--- START OF Provided data ---

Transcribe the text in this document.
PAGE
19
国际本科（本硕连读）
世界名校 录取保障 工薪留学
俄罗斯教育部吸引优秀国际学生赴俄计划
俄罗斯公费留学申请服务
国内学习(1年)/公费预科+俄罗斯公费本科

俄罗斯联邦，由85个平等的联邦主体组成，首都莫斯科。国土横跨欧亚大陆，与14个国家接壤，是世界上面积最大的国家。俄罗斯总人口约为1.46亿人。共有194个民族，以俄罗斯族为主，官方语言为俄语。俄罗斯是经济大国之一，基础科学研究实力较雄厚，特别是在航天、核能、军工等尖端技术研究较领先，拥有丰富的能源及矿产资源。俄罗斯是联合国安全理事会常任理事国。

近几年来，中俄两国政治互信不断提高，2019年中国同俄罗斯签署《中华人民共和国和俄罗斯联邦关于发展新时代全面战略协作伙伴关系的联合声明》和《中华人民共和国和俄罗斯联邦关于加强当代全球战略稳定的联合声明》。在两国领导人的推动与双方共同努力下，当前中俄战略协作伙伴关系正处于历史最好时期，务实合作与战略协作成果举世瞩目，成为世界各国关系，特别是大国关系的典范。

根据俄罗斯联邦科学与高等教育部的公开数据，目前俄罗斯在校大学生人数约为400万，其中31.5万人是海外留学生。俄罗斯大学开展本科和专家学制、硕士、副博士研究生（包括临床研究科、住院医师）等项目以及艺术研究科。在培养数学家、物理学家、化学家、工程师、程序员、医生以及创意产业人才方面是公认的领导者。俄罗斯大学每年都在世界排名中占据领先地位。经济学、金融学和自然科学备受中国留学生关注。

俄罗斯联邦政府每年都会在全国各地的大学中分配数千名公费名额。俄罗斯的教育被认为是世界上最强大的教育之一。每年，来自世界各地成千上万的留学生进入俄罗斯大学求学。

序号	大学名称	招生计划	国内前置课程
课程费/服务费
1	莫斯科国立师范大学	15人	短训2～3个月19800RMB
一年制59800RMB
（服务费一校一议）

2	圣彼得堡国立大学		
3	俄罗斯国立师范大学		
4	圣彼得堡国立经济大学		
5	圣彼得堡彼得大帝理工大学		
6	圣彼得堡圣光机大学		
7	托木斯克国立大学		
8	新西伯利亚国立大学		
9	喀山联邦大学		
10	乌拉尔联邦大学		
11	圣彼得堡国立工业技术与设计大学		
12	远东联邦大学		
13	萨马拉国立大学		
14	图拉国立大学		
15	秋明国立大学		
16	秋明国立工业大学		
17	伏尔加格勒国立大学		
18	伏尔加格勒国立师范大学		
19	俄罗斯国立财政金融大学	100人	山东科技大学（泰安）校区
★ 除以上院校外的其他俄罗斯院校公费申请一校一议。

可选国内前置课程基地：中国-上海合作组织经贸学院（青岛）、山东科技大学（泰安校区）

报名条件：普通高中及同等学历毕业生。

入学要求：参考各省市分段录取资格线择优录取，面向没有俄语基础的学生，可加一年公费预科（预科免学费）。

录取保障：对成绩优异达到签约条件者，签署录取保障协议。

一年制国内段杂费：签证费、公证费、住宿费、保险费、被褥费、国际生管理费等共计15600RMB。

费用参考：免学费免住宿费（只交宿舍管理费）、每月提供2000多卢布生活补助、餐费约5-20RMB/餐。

--- END OF Provided data ---

Task brief. Pick out every line above that holds the word "山东科技大学" and copy it.

Solution to this exercise.
19	俄罗斯国立财政金融大学	100人	山东科技大学（泰安）校区
可选国内前置课程基地：中国-上海合作组织经贸学院（青岛）、山东科技大学（泰安校区）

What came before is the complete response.